— Given instruction —
Give only the number of lines that hold the word "type".

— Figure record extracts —
--- Begin ---
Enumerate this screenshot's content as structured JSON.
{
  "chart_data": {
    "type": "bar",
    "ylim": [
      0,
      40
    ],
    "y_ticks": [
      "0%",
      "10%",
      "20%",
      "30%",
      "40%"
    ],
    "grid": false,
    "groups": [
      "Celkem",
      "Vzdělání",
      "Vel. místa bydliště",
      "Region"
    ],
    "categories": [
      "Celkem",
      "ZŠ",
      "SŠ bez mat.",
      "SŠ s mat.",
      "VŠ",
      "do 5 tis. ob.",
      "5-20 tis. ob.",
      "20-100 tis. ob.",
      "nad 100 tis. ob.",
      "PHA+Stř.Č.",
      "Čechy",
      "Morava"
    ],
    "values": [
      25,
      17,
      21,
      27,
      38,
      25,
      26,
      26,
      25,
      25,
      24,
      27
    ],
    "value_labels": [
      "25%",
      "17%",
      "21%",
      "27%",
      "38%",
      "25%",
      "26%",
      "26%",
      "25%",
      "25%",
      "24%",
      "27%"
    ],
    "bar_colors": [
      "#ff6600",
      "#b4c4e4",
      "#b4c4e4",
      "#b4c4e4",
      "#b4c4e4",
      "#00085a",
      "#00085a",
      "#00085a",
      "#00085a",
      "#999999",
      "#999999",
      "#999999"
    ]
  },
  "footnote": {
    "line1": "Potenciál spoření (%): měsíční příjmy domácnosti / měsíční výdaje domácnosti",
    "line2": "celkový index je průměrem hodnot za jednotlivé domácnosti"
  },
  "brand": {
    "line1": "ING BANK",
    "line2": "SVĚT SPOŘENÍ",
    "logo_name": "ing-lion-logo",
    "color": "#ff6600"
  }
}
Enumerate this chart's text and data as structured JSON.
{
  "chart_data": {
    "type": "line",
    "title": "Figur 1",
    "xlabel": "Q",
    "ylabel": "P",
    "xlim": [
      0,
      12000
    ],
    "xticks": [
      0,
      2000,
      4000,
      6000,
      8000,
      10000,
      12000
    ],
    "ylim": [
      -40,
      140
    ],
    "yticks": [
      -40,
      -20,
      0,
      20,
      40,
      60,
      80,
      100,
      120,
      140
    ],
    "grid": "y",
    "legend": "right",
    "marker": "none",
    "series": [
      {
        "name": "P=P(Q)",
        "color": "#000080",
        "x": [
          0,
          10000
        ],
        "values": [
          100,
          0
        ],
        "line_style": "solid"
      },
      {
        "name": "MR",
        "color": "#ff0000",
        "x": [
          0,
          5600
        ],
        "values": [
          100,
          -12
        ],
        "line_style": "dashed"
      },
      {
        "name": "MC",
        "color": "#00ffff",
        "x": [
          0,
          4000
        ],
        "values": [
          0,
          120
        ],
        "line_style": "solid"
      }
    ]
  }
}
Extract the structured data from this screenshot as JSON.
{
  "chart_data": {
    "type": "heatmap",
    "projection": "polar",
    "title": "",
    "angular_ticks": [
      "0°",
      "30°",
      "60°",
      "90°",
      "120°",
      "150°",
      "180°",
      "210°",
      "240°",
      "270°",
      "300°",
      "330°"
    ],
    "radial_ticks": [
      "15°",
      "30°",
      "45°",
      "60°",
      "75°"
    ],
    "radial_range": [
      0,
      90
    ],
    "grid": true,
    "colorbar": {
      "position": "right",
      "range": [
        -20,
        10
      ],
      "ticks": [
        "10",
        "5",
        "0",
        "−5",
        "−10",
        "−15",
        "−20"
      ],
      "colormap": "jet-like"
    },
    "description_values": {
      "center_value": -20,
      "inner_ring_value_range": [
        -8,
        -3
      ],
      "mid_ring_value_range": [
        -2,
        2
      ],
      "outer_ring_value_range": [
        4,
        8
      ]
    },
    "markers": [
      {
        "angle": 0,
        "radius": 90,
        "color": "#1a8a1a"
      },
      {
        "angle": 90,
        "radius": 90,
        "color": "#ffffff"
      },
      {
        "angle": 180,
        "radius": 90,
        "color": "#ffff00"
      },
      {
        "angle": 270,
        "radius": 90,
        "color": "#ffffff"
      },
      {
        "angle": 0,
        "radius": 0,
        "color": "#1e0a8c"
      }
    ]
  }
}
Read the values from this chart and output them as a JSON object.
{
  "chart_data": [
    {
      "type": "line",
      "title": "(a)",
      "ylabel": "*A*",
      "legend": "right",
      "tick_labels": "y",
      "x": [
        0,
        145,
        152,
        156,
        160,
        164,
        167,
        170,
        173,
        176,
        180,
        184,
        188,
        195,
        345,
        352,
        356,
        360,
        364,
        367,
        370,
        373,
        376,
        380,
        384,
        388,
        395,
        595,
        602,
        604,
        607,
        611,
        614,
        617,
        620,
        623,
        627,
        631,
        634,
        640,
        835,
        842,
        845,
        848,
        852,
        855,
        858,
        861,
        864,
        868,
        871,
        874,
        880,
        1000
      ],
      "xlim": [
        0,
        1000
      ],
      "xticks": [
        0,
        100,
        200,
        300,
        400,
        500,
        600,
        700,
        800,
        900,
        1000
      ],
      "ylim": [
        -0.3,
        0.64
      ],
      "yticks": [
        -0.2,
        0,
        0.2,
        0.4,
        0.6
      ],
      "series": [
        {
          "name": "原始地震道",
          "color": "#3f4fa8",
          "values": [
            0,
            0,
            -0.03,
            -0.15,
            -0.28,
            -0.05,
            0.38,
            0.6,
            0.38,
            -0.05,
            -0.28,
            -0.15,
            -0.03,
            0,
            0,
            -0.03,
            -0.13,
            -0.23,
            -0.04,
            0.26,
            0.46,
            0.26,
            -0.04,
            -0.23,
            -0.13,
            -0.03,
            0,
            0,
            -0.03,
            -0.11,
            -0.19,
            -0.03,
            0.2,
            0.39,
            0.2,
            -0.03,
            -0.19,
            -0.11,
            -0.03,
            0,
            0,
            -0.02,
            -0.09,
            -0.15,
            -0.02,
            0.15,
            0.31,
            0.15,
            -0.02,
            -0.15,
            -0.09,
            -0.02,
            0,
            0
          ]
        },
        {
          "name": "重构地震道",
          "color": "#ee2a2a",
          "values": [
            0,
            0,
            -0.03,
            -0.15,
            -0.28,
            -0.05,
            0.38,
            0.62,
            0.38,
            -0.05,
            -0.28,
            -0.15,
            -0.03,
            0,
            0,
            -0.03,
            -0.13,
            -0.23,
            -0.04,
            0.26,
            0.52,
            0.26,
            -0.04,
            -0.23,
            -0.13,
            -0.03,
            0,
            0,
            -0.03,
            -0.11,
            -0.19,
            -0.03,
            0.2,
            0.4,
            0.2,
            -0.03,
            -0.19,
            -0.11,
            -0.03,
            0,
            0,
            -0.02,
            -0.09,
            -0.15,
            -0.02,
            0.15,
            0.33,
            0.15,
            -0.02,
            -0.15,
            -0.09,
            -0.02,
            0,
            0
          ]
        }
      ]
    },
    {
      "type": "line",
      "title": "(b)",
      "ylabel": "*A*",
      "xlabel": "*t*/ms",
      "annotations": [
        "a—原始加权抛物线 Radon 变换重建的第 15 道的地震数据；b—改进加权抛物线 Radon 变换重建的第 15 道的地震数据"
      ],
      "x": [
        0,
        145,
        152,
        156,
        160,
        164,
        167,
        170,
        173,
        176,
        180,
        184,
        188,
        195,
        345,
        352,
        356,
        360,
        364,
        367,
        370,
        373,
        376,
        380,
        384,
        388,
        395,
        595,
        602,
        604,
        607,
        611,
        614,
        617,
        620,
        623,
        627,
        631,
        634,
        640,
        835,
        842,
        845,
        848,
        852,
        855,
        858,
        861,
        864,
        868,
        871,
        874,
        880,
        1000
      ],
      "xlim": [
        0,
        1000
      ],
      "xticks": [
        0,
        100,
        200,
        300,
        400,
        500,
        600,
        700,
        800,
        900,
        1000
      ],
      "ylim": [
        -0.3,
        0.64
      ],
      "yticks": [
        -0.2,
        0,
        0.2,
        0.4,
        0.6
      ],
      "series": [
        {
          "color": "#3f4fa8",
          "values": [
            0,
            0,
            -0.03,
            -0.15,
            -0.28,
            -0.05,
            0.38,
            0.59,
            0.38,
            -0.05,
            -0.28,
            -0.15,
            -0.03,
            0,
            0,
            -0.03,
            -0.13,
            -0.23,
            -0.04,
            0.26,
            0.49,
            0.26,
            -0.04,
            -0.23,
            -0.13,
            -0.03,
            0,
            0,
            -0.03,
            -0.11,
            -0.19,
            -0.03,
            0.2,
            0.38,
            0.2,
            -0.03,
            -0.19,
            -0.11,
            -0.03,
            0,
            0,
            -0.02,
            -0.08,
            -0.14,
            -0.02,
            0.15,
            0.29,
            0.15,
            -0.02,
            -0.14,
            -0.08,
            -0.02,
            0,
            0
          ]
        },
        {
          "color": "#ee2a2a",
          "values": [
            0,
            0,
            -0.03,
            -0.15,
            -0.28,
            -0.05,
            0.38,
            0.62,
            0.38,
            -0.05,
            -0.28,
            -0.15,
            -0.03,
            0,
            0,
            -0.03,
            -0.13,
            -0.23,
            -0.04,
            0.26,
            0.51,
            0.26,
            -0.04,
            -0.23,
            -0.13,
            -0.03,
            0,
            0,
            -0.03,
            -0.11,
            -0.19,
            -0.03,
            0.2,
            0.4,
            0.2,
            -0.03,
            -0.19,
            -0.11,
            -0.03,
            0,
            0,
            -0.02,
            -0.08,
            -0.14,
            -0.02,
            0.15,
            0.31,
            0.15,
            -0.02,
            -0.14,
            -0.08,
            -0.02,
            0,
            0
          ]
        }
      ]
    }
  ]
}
--- End ---
— Written answer —
5